### Lista de tareas
- 1) Enumera los nombres de las tres hijas de Keyla que menciona el texto sobre Keyla Rodríguez.
- 2) Copia sin cambios el tramo del texto sobre Keyla Rodríguez que va desde "Hace un año" hasta "cariños y sopita.".

### Fragmento seleccionado
Hace un año le diagnosticaron un tumor canceroso en el útero y aunque fue operada inmediatamente aún consume tratamiento para evitar cualquier célula cancerígena. Sólo sus amigos más cercanos se enteraron de su situación. Le es un poco difícil compartirlo, pero se muestra orgullosa de los amigos que siempre la apoyaron porque, según ella, tuvo todo lo que un enfermo debe tener: mimos, cariños y sopita.

Keyla Rodríguez —su nombre artístico— y Keyla Eunice, para la familia, nació bajo la estrella de virgo el 2 de septiembre de 1966, sus padres querían que el nombre tuviera un significado, fue así que escogieron “Keyla” por una gran ciudad en Palestina y “Eunice” que significa buena mujer.

De niña soñaba con ser bailarina de ballet, pero cuando lo recuerda sonríe y dice que le costaba mucho aprender y por eso la sacaron. Y cuenta que su papá, por contentarla un poco, le compró una guitarra y entró al Conservatorio de Música, donde nació su pasión por este arte. “Mi papa siempre me apoyó en todo lo que quise hacer y algo muy importante que me dijo cuando me regaló la guitarra fue: vas a ser músico si vos querés, pero me gustaría que estudiaras una carrera que te dé para comer”.

Tomando el consejo de su padre, Keyla estudió cine en Cuba y por eso muchos de sus fans creen que no es nicaragüense.

EL MENÚ PERSONAL

Keyla describe como su desayuno perfecto, el sentarse a la mesa con un cigarrito y un cafecito (como ella los llama). De comida le encantan los mariscos y aunque es alérgica a éstos, expresa con una seguridad y un gesto de rebeldía que siempre —antes de comérselos— se toma una pastilla, pero que esa comida nunca se la pierde.

No toma licor y su bebida favorita es el refresco de granadilla y cuando lo dice se saborea la boca como si lo estuviera degustando, y enfatiza: “Eso sí, que se sientan las semillas”.

SU “CAROLINITA”

Keyla tiene tres hijas: Amanda, Jimena y Luisa, más su Carolinita que es una hermana autista, pero se llena de tanto cariño cuando habla de ella que explica que es como su hija.

Al preguntarle cuándo fue la última vez que lloró, quedó pensativa por unos minutos y respondió que fue hace mucho, cuando tuvo un fracaso en la vida personal, y para ella los fracasos dejan grandes vacíos. Al responder, su rostro se llenó de tristeza, hizo un gesto y sin necesidad de palabras dio a entender que no quería que le preguntara cuál había sido ese fracaso.

### Extractos de datos
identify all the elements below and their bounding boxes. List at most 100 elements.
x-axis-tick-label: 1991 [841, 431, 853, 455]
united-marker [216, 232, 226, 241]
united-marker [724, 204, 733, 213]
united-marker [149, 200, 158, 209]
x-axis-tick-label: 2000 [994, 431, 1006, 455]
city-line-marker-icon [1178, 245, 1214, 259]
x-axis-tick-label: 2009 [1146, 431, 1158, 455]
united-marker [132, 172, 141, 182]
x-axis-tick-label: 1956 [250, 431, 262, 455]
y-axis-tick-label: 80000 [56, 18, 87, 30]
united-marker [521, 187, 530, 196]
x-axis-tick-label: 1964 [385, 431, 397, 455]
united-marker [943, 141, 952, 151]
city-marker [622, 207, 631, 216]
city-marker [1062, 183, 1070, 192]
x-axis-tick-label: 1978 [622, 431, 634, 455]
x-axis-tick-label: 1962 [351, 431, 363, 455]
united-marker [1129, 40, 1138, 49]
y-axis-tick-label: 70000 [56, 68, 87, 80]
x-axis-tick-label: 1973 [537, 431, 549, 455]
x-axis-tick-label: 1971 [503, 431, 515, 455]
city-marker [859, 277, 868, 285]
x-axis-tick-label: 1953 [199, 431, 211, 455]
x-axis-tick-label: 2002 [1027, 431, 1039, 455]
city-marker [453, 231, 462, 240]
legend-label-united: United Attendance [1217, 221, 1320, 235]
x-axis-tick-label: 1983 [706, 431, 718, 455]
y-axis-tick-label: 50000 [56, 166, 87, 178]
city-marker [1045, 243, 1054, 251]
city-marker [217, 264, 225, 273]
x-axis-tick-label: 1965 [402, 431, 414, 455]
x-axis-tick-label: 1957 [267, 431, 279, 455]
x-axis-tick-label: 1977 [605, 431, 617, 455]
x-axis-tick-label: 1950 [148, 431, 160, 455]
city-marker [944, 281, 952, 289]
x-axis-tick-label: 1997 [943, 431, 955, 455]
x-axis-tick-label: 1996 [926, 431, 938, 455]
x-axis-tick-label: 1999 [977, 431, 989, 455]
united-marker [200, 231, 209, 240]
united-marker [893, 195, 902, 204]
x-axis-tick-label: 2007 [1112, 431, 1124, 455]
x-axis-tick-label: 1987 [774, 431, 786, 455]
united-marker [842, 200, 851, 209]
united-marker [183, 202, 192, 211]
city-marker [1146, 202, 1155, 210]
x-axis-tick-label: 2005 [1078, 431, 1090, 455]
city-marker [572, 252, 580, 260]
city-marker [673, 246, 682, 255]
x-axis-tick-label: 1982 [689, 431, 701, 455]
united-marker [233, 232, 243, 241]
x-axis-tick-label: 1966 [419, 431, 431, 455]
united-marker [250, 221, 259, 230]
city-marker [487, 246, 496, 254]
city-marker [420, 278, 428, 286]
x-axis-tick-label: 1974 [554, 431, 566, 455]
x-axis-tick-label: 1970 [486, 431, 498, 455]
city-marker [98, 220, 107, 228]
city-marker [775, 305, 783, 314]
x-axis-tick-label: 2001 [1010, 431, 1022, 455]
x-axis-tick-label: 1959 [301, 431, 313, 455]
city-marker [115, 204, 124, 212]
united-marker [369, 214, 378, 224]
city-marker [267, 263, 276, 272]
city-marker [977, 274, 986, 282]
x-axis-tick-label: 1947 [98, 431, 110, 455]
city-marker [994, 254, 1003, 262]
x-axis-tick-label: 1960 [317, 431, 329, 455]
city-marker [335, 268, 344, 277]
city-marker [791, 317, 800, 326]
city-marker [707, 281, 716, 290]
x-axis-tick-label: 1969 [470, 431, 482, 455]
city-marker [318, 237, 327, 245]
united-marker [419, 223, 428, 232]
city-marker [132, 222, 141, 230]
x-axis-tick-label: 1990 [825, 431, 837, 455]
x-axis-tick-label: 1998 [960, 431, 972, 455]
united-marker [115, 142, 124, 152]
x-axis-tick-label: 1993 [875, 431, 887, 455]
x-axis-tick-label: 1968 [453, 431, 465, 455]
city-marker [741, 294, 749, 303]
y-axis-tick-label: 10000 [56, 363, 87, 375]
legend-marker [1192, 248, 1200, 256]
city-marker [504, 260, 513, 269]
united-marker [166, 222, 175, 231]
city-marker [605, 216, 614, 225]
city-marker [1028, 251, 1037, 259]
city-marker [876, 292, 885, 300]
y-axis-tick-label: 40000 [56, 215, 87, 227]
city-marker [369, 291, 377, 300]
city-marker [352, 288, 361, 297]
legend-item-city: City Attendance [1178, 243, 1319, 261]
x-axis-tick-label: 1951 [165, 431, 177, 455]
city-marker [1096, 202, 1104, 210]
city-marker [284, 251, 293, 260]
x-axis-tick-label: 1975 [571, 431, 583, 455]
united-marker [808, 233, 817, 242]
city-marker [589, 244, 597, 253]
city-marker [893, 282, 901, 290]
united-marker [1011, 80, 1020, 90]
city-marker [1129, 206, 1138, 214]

### Respuestas por tarea
- 1) Amanda, Jimena y Luisa.

- 2)
Hace un año le diagnosticaron un tumor canceroso en el útero y aunque fue operada inmediatamente aún consume tratamiento para evitar cualquier célula cancerígena. Sólo sus amigos más cercanos se enteraron de su situación. Le es un poco difícil compartirlo, pero se muestra orgullosa de los amigos que siempre la apoyaron porque, según ella, tuvo todo lo que un enfermo debe tener: mimos, cariños y sopita.